>> START

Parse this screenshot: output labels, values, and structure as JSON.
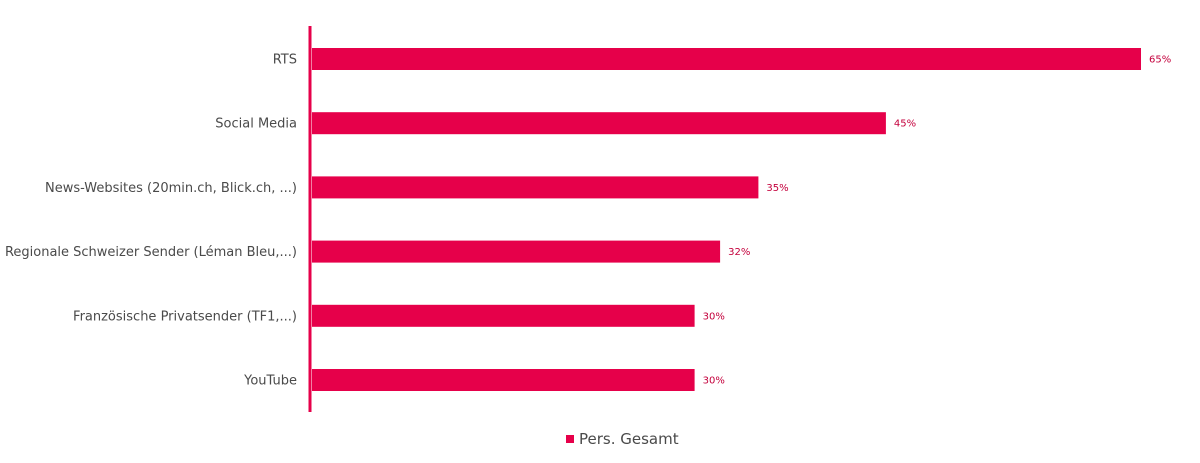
{
  "chart_data": {
    "type": "bar",
    "orientation": "horizontal",
    "categories": [
      "RTS",
      "Social Media",
      "News-Websites (20min.ch, Blick.ch, ...)",
      "Regionale Schweizer Sender (Léman Bleu,...)",
      "Französische Privatsender (TF1,...)",
      "YouTube"
    ],
    "series": [
      {
        "name": "Pers. Gesamt",
        "values": [
          65,
          45,
          35,
          32,
          30,
          30
        ],
        "color": "#e6004a"
      }
    ],
    "value_suffix": "%",
    "xlim": [
      0,
      65
    ],
    "grid": false,
    "legend": "bottom-center",
    "axis_color": "#e6004a",
    "value_label_color": "#c4003c"
  }
}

>> END

* [EXERCISE OBJECTIVE]:
Determine the number of lines in the data that contain "values" as a word or string, and state only that number.

* [OUTPUT OF THE TASK]:
2